What you have to do:
Every entry here needs to be repeated exactly.

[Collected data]
───
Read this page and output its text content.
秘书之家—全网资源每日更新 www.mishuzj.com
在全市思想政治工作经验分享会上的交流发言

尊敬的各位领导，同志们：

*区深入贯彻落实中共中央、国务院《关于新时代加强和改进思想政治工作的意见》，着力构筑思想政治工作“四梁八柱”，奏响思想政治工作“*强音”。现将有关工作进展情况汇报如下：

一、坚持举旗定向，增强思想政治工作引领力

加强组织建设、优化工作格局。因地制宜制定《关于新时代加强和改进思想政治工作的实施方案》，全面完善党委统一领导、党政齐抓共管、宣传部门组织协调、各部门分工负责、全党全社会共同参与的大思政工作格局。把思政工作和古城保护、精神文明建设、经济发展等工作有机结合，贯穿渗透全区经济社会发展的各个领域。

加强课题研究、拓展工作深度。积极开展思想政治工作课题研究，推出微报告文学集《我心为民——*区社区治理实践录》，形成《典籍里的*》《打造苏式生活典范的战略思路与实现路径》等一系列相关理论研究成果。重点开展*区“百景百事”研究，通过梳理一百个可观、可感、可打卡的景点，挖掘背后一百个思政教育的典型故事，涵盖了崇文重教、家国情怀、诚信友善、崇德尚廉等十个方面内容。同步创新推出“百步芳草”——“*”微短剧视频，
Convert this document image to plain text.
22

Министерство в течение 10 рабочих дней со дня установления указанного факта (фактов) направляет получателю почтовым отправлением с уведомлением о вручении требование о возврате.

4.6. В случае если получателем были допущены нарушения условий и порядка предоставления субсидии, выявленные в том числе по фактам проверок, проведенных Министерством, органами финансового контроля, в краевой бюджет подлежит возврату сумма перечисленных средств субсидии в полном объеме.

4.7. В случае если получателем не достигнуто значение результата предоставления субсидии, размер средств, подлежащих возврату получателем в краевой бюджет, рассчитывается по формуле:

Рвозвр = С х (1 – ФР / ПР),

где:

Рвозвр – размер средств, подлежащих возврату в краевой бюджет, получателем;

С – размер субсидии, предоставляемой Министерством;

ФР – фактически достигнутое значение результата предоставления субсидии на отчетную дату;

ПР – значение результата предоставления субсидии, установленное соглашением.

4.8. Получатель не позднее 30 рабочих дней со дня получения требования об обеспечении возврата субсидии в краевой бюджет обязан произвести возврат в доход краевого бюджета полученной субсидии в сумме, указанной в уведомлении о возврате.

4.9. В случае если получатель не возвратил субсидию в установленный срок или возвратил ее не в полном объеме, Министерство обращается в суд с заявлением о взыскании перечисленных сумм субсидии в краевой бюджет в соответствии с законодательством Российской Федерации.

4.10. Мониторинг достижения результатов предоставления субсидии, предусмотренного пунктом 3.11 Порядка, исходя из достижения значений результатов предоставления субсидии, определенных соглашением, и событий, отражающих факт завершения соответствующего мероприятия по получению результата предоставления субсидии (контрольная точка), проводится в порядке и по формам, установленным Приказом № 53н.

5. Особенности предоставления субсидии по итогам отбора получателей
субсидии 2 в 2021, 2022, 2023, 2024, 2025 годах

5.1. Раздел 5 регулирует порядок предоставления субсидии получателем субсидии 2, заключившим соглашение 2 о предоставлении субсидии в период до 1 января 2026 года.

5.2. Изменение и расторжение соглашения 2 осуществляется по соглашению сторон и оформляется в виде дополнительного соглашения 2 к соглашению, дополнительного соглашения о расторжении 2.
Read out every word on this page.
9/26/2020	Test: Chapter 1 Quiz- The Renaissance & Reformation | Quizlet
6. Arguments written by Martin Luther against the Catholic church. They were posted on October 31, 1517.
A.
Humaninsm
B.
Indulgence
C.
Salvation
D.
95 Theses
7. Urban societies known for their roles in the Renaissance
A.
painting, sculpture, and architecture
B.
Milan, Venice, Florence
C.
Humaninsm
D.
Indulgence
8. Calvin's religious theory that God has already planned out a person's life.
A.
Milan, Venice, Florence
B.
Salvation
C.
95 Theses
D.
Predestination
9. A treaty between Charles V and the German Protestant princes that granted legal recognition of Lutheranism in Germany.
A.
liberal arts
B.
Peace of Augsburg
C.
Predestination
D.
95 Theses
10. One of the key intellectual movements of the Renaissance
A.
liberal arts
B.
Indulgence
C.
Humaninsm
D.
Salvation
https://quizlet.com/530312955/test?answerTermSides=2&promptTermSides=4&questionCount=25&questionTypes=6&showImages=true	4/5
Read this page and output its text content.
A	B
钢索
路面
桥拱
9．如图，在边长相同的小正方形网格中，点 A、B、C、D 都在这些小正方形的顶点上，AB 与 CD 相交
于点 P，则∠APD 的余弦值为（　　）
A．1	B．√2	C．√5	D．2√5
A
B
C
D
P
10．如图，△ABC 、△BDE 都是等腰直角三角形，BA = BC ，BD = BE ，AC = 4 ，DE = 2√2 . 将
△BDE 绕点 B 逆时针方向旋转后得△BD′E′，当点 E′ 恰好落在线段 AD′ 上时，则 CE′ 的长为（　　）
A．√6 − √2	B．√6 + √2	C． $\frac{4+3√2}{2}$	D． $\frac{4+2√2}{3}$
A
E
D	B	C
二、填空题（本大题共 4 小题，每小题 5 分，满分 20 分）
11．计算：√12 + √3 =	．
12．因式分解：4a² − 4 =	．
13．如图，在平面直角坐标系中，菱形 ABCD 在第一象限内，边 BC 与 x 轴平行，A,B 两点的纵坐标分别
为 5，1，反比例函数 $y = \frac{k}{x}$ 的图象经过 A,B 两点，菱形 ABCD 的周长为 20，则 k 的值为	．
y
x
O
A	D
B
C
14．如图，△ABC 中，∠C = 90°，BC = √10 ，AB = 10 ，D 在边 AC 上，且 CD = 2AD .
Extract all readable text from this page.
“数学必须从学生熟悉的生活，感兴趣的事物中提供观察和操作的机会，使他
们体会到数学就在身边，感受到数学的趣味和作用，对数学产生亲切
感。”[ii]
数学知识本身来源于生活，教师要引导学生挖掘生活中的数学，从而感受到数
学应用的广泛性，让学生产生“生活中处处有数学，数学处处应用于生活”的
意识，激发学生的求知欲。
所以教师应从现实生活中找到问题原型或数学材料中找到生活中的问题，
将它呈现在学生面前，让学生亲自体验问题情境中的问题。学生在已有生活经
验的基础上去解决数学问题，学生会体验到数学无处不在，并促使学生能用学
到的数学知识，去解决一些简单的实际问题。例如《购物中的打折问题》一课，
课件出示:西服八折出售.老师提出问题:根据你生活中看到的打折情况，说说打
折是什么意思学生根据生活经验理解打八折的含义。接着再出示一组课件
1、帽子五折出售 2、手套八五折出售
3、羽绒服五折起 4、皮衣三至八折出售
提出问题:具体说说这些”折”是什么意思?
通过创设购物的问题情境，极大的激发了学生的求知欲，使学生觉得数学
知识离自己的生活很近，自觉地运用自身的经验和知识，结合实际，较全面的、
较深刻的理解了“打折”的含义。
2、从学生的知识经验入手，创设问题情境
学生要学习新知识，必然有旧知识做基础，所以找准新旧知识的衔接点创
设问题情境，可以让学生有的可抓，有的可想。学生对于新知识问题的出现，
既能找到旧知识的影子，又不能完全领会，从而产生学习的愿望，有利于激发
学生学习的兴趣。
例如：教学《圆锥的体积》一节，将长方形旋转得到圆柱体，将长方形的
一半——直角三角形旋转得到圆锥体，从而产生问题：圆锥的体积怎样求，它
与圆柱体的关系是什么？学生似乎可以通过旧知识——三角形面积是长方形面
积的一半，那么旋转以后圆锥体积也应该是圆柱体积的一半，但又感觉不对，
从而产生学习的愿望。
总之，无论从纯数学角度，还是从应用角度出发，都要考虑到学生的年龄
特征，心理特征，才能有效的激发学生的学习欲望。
───
Exercise answer:
Read this page and output its text content.
秘书之家—全网资源每日更新 www.mishuzj.com
在全市思想政治工作经验分享会上的交流发言

尊敬的各位领导，同志们：

*区深入贯彻落实中共中央、国务院《关于新时代加强和改进思想政治工作的意见》，着力构筑思想政治工作“四梁八柱”，奏响思想政治工作“*强音”。现将有关工作进展情况汇报如下：

一、坚持举旗定向，增强思想政治工作引领力

加强组织建设、优化工作格局。因地制宜制定《关于新时代加强和改进思想政治工作的实施方案》，全面完善党委统一领导、党政齐抓共管、宣传部门组织协调、各部门分工负责、全党全社会共同参与的大思政工作格局。把思政工作和古城保护、精神文明建设、经济发展等工作有机结合，贯穿渗透全区经济社会发展的各个领域。

加强课题研究、拓展工作深度。积极开展思想政治工作课题研究，推出微报告文学集《我心为民——*区社区治理实践录》，形成《典籍里的*》《打造苏式生活典范的战略思路与实现路径》等一系列相关理论研究成果。重点开展*区“百景百事”研究，通过梳理一百个可观、可感、可打卡的景点，挖掘背后一百个思政教育的典型故事，涵盖了崇文重教、家国情怀、诚信友善、崇德尚廉等十个方面内容。同步创新推出“百步芳草”——“*”微短剧视频，
Convert this document image to plain text.
22

Министерство в течение 10 рабочих дней со дня установления указанного факта (фактов) направляет получателю почтовым отправлением с уведомлением о вручении требование о возврате.

4.6. В случае если получателем были допущены нарушения условий и порядка предоставления субсидии, выявленные в том числе по фактам проверок, проведенных Министерством, органами финансового контроля, в краевой бюджет подлежит возврату сумма перечисленных средств субсидии в полном объеме.

4.7. В случае если получателем не достигнуто значение результата предоставления субсидии, размер средств, подлежащих возврату получателем в краевой бюджет, рассчитывается по формуле:

Рвозвр = С х (1 – ФР / ПР),

где:

Рвозвр – размер средств, подлежащих возврату в краевой бюджет, получателем;

С – размер субсидии, предоставляемой Министерством;

ФР – фактически достигнутое значение результата предоставления субсидии на отчетную дату;

ПР – значение результата предоставления субсидии, установленное соглашением.

4.8. Получатель не позднее 30 рабочих дней со дня получения требования об обеспечении возврата субсидии в краевой бюджет обязан произвести возврат в доход краевого бюджета полученной субсидии в сумме, указанной в уведомлении о возврате.

4.9. В случае если получатель не возвратил субсидию в установленный срок или возвратил ее не в полном объеме, Министерство обращается в суд с заявлением о взыскании перечисленных сумм субсидии в краевой бюджет в соответствии с законодательством Российской Федерации.

4.10. Мониторинг достижения результатов предоставления субсидии, предусмотренного пунктом 3.11 Порядка, исходя из достижения значений результатов предоставления субсидии, определенных соглашением, и событий, отражающих факт завершения соответствующего мероприятия по получению результата предоставления субсидии (контрольная точка), проводится в порядке и по формам, установленным Приказом № 53н.

5. Особенности предоставления субсидии по итогам отбора получателей
субсидии 2 в 2021, 2022, 2023, 2024, 2025 годах

5.1. Раздел 5 регулирует порядок предоставления субсидии получателем субсидии 2, заключившим соглашение 2 о предоставлении субсидии в период до 1 января 2026 года.

5.2. Изменение и расторжение соглашения 2 осуществляется по соглашению сторон и оформляется в виде дополнительного соглашения 2 к соглашению, дополнительного соглашения о расторжении 2.
Read out every word on this page.
9/26/2020	Test: Chapter 1 Quiz- The Renaissance & Reformation | Quizlet
6. Arguments written by Martin Luther against the Catholic church. They were posted on October 31, 1517.
A.
Humaninsm
B.
Indulgence
C.
Salvation
D.
95 Theses
7. Urban societies known for their roles in the Renaissance
A.
painting, sculpture, and architecture
B.
Milan, Venice, Florence
C.
Humaninsm
D.
Indulgence
8. Calvin's religious theory that God has already planned out a person's life.
A.
Milan, Venice, Florence
B.
Salvation
C.
95 Theses
D.
Predestination
9. A treaty between Charles V and the German Protestant princes that granted legal recognition of Lutheranism in Germany.
A.
liberal arts
B.
Peace of Augsburg
C.
Predestination
D.
95 Theses
10. One of the key intellectual movements of the Renaissance
A.
liberal arts
B.
Indulgence
C.
Humaninsm
D.
Salvation
https://quizlet.com/530312955/test?answerTermSides=2&promptTermSides=4&questionCount=25&questionTypes=6&showImages=true	4/5
Read this page and output its text content.
A	B
钢索
路面
桥拱
9．如图，在边长相同的小正方形网格中，点 A、B、C、D 都在这些小正方形的顶点上，AB 与 CD 相交
于点 P，则∠APD 的余弦值为（　　）
A．1	B．√2	C．√5	D．2√5
A
B
C
D
P
10．如图，△ABC 、△BDE 都是等腰直角三角形，BA = BC ，BD = BE ，AC = 4 ，DE = 2√2 . 将
△BDE 绕点 B 逆时针方向旋转后得△BD′E′，当点 E′ 恰好落在线段 AD′ 上时，则 CE′ 的长为（　　）
A．√6 − √2	B．√6 + √2	C． $\frac{4+3√2}{2}$	D． $\frac{4+2√2}{3}$
A
E
D	B	C
二、填空题（本大题共 4 小题，每小题 5 分，满分 20 分）
11．计算：√12 + √3 =	．
12．因式分解：4a² − 4 =	．
13．如图，在平面直角坐标系中，菱形 ABCD 在第一象限内，边 BC 与 x 轴平行，A,B 两点的纵坐标分别
为 5，1，反比例函数 $y = \frac{k}{x}$ 的图象经过 A,B 两点，菱形 ABCD 的周长为 20，则 k 的值为	．
y
x
O
A	D
B
C
14．如图，△ABC 中，∠C = 90°，BC = √10 ，AB = 10 ，D 在边 AC 上，且 CD = 2AD .
Extract all readable text from this page.
“数学必须从学生熟悉的生活，感兴趣的事物中提供观察和操作的机会，使他
们体会到数学就在身边，感受到数学的趣味和作用，对数学产生亲切
感。”[ii]
数学知识本身来源于生活，教师要引导学生挖掘生活中的数学，从而感受到数
学应用的广泛性，让学生产生“生活中处处有数学，数学处处应用于生活”的
意识，激发学生的求知欲。
所以教师应从现实生活中找到问题原型或数学材料中找到生活中的问题，
将它呈现在学生面前，让学生亲自体验问题情境中的问题。学生在已有生活经
验的基础上去解决数学问题，学生会体验到数学无处不在，并促使学生能用学
到的数学知识，去解决一些简单的实际问题。例如《购物中的打折问题》一课，
课件出示:西服八折出售.老师提出问题:根据你生活中看到的打折情况，说说打
折是什么意思学生根据生活经验理解打八折的含义。接着再出示一组课件
1、帽子五折出售 2、手套八五折出售
3、羽绒服五折起 4、皮衣三至八折出售
提出问题:具体说说这些”折”是什么意思?
通过创设购物的问题情境，极大的激发了学生的求知欲，使学生觉得数学
知识离自己的生活很近，自觉地运用自身的经验和知识，结合实际，较全面的、
较深刻的理解了“打折”的含义。
2、从学生的知识经验入手，创设问题情境
学生要学习新知识，必然有旧知识做基础，所以找准新旧知识的衔接点创
设问题情境，可以让学生有的可抓，有的可想。学生对于新知识问题的出现，
既能找到旧知识的影子，又不能完全领会，从而产生学习的愿望，有利于激发
学生学习的兴趣。
例如：教学《圆锥的体积》一节，将长方形旋转得到圆柱体，将长方形的
一半——直角三角形旋转得到圆锥体，从而产生问题：圆锥的体积怎样求，它
与圆柱体的关系是什么？学生似乎可以通过旧知识——三角形面积是长方形面
积的一半，那么旋转以后圆锥体积也应该是圆柱体积的一半，但又感觉不对，
从而产生学习的愿望。
总之，无论从纯数学角度，还是从应用角度出发，都要考虑到学生的年龄
特征，心理特征，才能有效的激发学生的学习欲望。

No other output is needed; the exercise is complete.